- Job
Scan the data below and report how many lines include the word "Exported". Nothing else is wanted.

▼

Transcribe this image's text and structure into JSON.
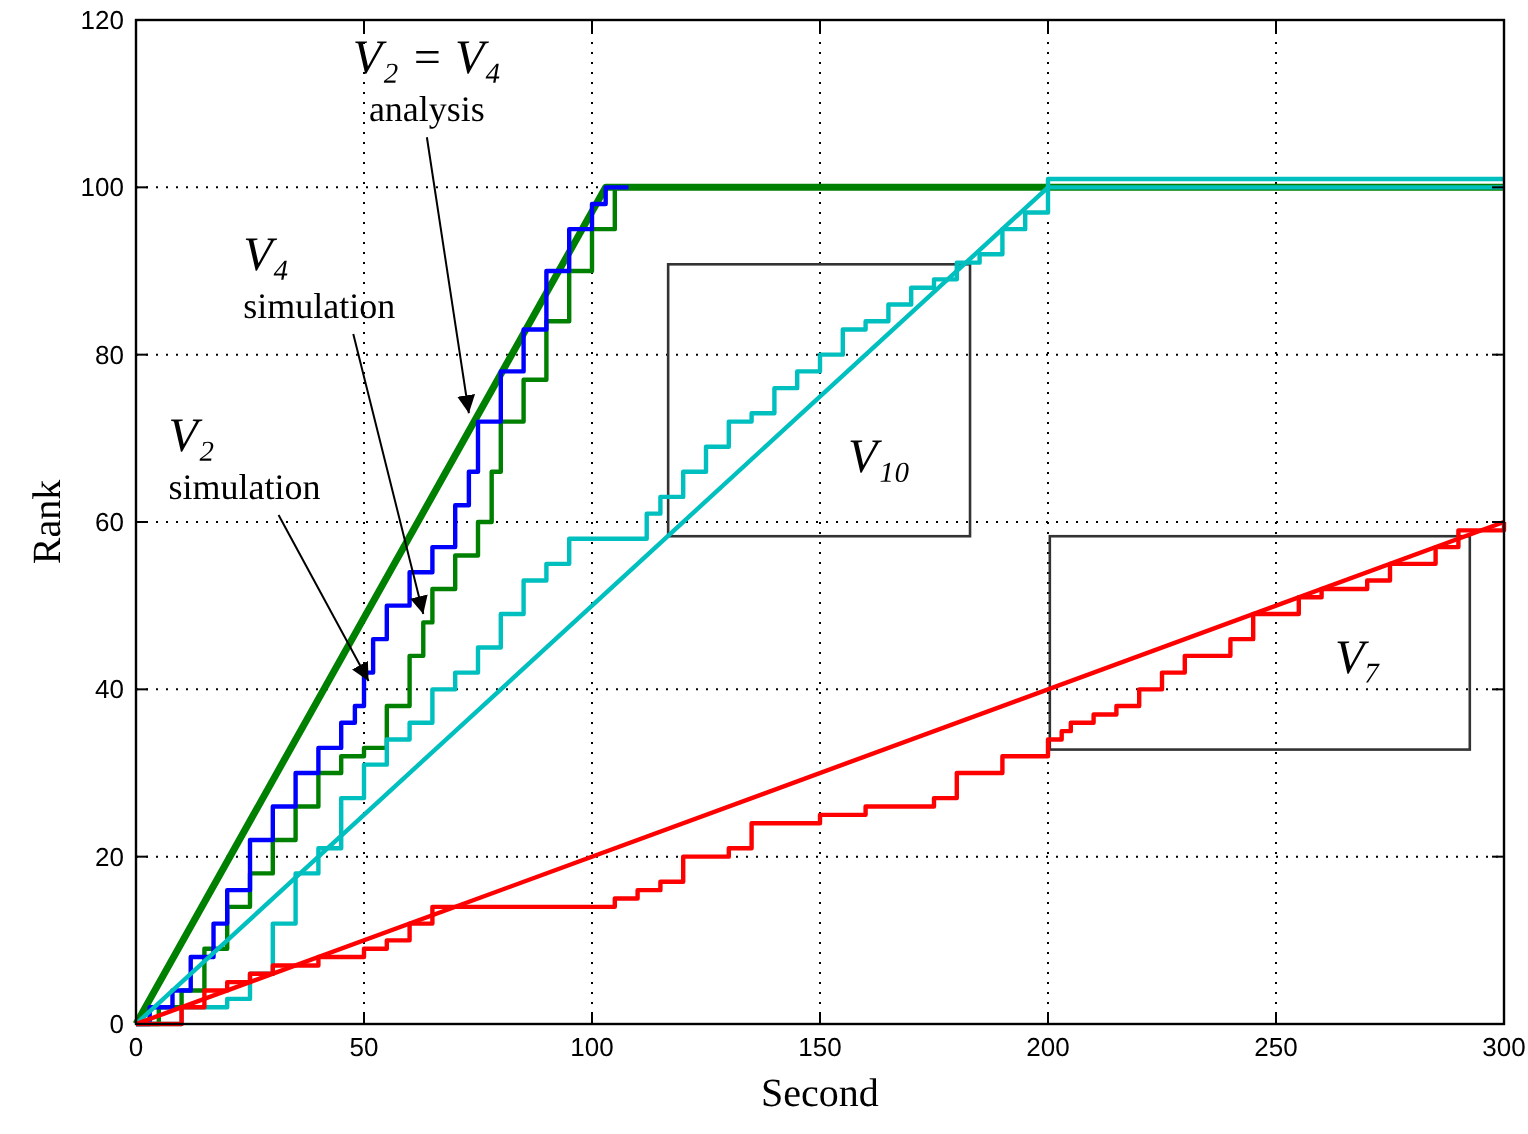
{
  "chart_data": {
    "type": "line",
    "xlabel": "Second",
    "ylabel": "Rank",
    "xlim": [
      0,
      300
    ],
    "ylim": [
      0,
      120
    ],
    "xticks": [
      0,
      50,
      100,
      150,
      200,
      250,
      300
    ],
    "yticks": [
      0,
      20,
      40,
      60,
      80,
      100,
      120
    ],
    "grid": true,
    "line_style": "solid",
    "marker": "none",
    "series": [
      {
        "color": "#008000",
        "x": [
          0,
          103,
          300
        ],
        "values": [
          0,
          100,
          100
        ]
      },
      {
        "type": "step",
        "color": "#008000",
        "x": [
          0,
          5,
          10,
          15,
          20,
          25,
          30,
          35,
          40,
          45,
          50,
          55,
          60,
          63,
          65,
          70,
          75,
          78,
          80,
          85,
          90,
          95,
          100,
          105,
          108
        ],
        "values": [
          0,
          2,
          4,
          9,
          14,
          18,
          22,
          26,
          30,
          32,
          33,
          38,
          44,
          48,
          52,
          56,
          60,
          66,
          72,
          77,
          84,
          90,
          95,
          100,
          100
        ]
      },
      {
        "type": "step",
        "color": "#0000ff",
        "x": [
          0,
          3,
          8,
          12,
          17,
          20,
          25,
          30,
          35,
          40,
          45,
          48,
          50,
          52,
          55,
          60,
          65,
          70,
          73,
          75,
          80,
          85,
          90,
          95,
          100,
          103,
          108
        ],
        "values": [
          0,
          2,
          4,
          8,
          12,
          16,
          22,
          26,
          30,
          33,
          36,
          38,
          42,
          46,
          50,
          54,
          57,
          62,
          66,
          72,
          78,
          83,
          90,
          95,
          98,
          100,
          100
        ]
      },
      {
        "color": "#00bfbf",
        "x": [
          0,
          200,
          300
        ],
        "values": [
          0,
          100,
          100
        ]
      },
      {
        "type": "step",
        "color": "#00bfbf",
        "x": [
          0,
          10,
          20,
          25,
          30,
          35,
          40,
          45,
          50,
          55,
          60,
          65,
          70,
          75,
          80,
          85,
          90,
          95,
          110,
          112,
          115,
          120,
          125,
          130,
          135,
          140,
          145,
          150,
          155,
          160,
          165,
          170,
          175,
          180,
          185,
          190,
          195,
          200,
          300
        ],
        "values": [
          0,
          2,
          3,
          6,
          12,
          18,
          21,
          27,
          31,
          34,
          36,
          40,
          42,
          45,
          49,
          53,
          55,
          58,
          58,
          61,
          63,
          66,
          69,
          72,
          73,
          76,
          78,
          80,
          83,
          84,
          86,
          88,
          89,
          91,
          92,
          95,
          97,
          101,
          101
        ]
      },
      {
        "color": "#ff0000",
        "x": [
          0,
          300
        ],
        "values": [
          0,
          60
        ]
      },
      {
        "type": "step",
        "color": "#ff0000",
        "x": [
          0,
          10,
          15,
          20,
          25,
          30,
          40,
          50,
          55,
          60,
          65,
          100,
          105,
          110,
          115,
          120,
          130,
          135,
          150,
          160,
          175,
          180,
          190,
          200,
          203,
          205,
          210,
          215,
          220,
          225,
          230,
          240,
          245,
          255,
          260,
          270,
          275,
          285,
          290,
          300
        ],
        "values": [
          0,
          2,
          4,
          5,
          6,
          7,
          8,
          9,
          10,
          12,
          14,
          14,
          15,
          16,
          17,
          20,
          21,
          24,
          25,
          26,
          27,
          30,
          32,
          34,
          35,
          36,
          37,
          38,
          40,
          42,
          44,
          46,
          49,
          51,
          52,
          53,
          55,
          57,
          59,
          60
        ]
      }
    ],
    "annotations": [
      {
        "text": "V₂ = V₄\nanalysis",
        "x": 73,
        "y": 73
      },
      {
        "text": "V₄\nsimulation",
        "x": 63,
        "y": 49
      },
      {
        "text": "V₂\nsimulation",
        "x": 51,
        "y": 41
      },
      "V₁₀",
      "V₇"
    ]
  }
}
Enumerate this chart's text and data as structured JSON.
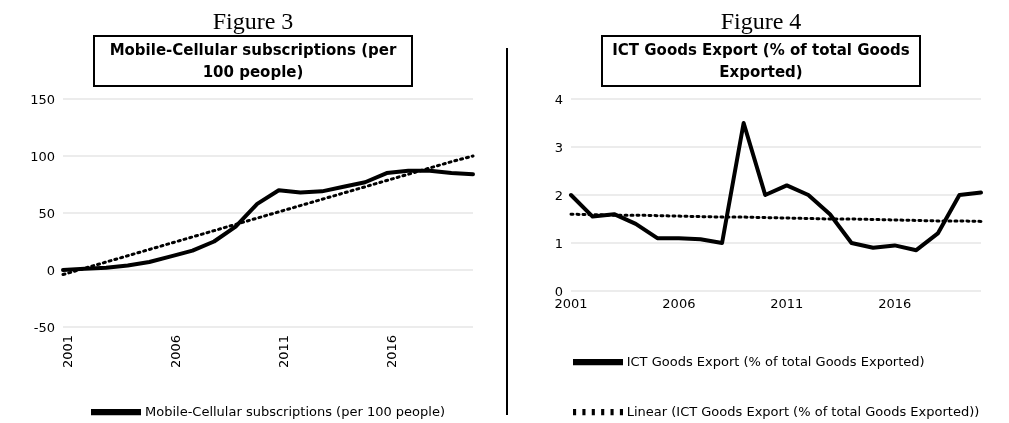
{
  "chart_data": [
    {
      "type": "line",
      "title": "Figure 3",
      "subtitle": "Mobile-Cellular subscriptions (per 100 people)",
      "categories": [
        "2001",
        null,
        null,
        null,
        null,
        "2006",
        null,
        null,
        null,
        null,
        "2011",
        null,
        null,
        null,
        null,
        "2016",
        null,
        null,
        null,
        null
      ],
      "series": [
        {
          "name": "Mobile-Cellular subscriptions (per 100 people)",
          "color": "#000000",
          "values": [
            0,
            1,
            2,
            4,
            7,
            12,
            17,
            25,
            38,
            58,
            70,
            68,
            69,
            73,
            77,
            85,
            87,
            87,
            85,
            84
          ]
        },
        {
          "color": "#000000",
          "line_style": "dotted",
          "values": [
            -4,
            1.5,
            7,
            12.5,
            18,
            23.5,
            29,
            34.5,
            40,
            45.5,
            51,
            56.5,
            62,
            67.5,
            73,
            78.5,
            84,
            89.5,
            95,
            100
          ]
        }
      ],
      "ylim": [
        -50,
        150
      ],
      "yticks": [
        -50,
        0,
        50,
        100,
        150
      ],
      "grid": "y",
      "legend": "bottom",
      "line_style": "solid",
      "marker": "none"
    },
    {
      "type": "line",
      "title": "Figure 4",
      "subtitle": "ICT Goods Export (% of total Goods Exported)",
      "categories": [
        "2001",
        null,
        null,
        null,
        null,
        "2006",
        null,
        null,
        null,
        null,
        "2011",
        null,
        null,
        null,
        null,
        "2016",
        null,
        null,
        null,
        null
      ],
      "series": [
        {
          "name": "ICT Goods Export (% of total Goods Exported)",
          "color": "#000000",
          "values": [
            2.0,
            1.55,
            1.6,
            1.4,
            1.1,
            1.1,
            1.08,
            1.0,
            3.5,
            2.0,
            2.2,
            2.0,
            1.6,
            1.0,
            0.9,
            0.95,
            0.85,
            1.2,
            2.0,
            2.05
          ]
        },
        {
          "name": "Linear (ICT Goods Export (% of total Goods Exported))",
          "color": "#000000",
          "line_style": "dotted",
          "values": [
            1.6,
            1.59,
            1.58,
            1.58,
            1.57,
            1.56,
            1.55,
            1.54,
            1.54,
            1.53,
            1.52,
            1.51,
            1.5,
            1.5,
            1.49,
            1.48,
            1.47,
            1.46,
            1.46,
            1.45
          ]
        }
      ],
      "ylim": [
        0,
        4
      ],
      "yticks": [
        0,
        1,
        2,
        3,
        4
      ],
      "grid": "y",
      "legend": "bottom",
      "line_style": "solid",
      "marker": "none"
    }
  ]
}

▲
▼

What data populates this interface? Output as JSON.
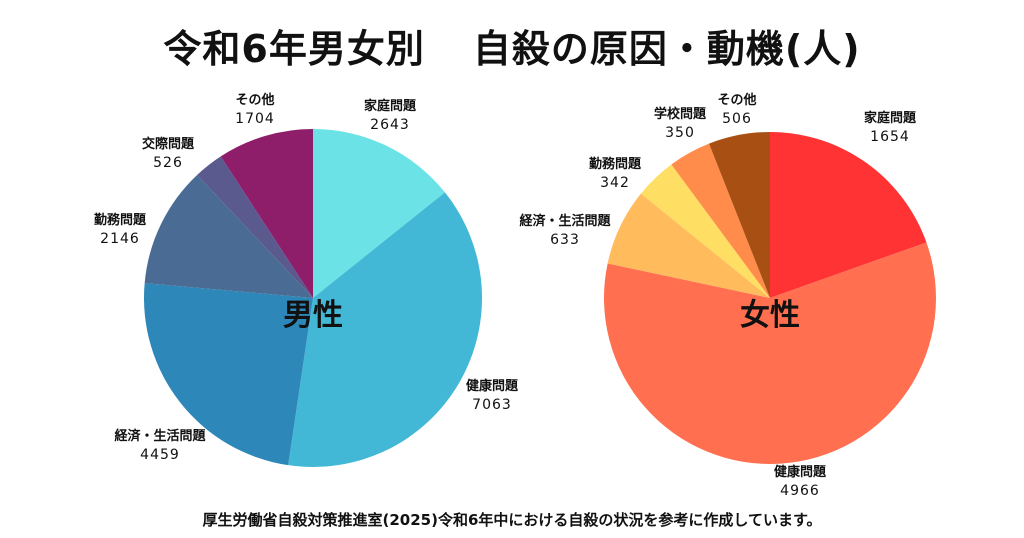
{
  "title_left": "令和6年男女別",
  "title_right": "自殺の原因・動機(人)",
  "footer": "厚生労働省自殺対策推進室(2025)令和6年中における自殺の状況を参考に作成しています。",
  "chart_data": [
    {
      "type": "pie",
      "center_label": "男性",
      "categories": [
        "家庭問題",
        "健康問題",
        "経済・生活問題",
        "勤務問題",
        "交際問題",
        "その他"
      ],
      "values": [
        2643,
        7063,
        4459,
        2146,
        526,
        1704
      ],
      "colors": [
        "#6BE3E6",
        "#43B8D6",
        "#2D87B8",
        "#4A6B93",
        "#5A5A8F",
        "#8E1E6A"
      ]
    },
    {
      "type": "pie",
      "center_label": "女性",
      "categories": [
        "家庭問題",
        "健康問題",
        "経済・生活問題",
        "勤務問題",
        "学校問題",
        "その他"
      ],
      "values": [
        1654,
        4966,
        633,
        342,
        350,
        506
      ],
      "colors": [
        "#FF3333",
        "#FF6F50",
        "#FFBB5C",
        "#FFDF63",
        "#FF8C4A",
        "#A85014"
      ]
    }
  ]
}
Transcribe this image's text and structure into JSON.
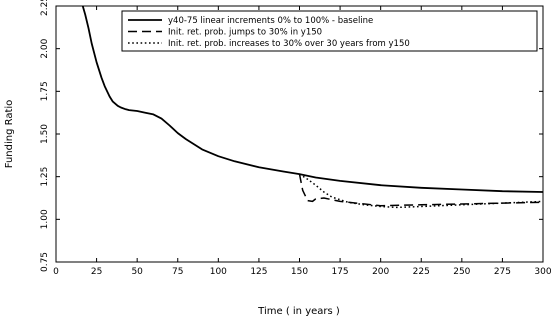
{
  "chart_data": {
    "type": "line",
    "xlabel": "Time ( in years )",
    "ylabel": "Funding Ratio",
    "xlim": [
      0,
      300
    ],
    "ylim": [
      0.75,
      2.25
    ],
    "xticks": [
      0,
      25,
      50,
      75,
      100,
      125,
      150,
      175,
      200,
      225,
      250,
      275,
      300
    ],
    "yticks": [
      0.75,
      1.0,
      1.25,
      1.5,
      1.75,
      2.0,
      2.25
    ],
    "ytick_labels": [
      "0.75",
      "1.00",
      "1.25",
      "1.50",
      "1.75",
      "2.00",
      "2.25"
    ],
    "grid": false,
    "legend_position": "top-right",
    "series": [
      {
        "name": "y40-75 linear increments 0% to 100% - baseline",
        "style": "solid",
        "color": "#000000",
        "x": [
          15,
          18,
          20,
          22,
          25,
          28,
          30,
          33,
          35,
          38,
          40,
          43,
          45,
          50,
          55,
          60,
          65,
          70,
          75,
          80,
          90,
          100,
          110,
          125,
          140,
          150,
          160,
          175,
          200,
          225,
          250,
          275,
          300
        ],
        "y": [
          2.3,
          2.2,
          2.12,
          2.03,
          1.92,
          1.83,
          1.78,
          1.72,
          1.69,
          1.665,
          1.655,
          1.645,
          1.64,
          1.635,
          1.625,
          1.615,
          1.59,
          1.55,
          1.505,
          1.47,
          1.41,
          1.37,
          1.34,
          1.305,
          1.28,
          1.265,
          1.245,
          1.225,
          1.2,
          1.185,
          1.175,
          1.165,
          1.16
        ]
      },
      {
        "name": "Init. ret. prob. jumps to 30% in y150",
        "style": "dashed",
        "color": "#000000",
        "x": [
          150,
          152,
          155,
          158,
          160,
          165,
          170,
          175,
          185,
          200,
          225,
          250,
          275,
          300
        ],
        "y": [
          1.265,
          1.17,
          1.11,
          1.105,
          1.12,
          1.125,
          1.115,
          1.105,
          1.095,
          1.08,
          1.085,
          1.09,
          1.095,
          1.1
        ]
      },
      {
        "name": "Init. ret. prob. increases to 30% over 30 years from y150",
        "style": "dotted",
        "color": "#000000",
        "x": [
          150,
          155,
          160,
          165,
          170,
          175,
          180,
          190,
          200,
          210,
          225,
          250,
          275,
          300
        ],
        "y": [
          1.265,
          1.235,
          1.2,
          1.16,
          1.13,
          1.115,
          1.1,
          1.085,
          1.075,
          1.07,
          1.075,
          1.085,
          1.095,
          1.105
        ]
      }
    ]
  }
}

▲

- Written answer
3